> _Passage_:
You may wish to note that our leaves are selective picked from those that have naturally fallen from the trees after turning red in a natural chemical/biological process. These are the leaves that tan the blackwater streams in the forest where bettas and arowanas are found. We do not harvest fresh leaves from the trees and dry them. If we do that, the leaves will look very nice and indeed easier to obtain; but we doubt their efficacy for aquatic use. My husband will never use such leaves; and we do not know of any tropical fish breeder who will. All the breeders we know who use Ketapang Leaves will only use naturally fallen and dried ones. Indeed, if you try these naturally fallen leaves once, you will probably never go back to freshly harvested leaves! They have an aromatic smell that freshly harvested leaves do not have (it was this sweet smell that first led breeders and herbalists to suspect that they have beneficial properties), and they have a reddish tinge absent from freshly harvested leaves.

Dosage

For bettas, put a 1-2 sq inch piece (or a quarter of a leaf) into each 1 gallons (4 litre) jar. For usual aquarium (with tetras, gouramis, arrowanas, apistos etc), put 2-3 leaves per 25 gallons (100 litres) of water for 14-21 days. Simply put the leaves into the aquarium. After 1-2 days the leaves will be water-logged and sink. Apart from their benefical effects on the water, they will tan the water slightly (to a clear amber) and provide a very natural stream-bottom look to your aquarium. Alternatively, you can boil the leaves to make blackwater extract and dose when you need. Soaking the leaves in a bucket for a week will produce a similar result.

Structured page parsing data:
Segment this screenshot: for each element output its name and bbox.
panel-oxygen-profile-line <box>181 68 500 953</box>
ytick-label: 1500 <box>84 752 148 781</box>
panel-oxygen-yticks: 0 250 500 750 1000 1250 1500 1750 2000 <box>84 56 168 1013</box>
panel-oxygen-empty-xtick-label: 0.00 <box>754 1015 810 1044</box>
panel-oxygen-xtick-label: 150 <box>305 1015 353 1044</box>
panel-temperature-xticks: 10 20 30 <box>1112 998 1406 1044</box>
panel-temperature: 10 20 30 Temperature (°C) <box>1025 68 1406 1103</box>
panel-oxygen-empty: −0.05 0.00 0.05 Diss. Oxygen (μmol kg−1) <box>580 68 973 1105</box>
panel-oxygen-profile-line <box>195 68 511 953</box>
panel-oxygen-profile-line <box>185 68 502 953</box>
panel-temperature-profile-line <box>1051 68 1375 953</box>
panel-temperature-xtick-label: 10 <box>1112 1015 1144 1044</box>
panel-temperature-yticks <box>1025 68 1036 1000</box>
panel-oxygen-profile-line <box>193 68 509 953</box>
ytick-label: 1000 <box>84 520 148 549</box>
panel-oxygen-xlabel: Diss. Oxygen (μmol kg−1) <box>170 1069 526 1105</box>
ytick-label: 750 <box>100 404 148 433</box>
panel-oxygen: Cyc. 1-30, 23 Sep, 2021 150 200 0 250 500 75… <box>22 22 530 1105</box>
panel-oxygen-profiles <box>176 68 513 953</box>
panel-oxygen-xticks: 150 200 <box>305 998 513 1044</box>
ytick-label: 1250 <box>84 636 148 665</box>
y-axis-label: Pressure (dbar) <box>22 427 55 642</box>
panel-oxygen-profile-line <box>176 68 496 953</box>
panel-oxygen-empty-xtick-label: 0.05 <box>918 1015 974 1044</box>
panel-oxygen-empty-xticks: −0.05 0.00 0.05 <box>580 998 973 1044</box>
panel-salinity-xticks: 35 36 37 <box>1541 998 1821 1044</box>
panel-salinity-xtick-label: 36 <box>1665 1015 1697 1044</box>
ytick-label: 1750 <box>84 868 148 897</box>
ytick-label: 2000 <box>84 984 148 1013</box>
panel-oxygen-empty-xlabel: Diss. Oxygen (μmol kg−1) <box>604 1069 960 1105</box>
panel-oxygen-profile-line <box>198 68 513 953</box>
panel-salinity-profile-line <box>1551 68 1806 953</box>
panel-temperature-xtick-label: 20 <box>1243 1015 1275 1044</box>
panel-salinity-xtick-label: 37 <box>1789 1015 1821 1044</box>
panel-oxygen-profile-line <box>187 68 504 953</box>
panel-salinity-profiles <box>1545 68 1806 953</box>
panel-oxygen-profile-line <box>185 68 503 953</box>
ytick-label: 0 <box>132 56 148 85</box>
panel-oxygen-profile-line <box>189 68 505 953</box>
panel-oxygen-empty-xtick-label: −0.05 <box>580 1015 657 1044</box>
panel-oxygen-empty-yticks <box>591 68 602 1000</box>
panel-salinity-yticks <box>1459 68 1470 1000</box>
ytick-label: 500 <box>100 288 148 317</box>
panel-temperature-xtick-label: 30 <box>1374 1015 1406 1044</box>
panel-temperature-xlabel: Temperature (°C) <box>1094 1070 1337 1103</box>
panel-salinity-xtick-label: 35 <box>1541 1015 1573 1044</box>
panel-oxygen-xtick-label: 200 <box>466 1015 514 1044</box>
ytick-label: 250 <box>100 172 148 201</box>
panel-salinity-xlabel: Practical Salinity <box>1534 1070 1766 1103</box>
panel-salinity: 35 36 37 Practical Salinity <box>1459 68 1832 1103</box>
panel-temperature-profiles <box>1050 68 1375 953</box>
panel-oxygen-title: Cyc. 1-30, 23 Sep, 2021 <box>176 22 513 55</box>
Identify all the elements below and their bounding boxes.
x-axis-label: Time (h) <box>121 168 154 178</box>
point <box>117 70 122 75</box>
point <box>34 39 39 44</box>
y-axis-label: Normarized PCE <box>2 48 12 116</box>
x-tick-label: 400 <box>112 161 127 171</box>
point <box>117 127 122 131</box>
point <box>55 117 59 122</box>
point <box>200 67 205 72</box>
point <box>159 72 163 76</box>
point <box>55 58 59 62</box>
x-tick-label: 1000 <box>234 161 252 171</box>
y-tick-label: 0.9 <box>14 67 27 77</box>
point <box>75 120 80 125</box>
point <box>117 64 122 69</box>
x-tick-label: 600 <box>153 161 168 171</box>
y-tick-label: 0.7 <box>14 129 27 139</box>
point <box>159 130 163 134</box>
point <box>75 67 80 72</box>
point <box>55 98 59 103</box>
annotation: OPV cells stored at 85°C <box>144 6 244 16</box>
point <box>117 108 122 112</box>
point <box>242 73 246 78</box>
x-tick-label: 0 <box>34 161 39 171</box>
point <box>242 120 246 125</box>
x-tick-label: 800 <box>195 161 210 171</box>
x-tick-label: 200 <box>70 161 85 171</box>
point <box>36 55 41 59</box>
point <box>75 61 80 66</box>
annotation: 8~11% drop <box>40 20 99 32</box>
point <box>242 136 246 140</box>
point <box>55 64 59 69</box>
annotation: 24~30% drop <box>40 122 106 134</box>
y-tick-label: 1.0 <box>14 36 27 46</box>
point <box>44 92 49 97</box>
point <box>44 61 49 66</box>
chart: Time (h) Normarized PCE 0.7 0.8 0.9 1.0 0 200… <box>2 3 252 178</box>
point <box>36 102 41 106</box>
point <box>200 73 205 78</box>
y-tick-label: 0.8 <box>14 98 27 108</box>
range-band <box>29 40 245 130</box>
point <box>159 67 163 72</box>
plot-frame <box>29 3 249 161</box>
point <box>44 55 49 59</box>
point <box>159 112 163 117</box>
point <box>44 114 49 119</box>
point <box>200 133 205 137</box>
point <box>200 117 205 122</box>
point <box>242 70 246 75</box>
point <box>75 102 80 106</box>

> _Instructions to follow_:
Take the passage about Ketapang leaves further, starting right after its last sentence. The listing has nothing to do with this.

> _Result of this task_:
Quality Assurance

All our leaves goes through a four-level quality control:

Our first level quality occurs at picking. We pick the leaves from 6 or 7 different locations in Singapore where in total there are more than a hundred catappa trees which bear good quality leaves (not every catappa tree bear such leave. Some bear only yellow or thin leaves). We only pick leaves that are are freshly fallen from the tree and are dark red or brown (not green) and not bleached (or weather-beaten), whole, and not torn or have large holes (Indian Almond is one of the most delicious trees, so they very likely to get infested by caterpillars * which in itself is a good indication that the tree is not covered with toxic substances).
Our second level occurs at the washing and drying process. Leaves that are still fresh are shade-dried after washing. Some leaves are thrown away at these stage (e.g. leaves that are too dirty, green, or look/smell bad).
Our third level occurs at grade sorting. We are currently using a 5 grade system: Grade A Large (7"+), Grade A small (5-7"); Grade A baby (3-5"); Grade B Large (7"+); Grade C (anything else still usable). Grade A leaves are whole, dark and without holes. Grade B are large leaves which may have small holes or tears. 
Our fourth level quality control occurs at packing. As each leave is packed into the ziploc bag, some leaves which passed through the third level are downgraded.
Grade C leaves are smaller leaves that have holes or large leaves that have larger holes or tears and so cannot be classified under Grade B, but are still usable.

We do not use any heating implements (hot iron or microwave or oven) to dry or prepare the leaves as they may destroy the beneficial properties of the leaves. We've always used our leaves as they are after washing and have never experienced any problem with bacterial or parasites etc.


----------



## yayagirl1209 (Dec 3, 2011)

Thank you so much everyone for your replies! 
@pixelatedpaint....thanks for sharing your ILA experiment photos! Definitely decided that ILA is something I want to invest in. I was actually looking at Amy Lin's eBay store the other night! But it's really nice to hear first hand from forum members about their experiences!


----------



## PixelatedPaint (Nov 19, 2011)

I've tried many of the ebay vendors and Amy lim was the only one to send everything on time and nothing go missing. She always sends a gift of more leaves or something useful. Once I even got some IAL bark. Which is awesome for shrimp. Very professional compared to others I've purchased from. I don't mean to advertise for her but honestly many of my orders never came in with other vendors. I simply trust her the most.


----------



## SwimmR (Dec 8, 2011)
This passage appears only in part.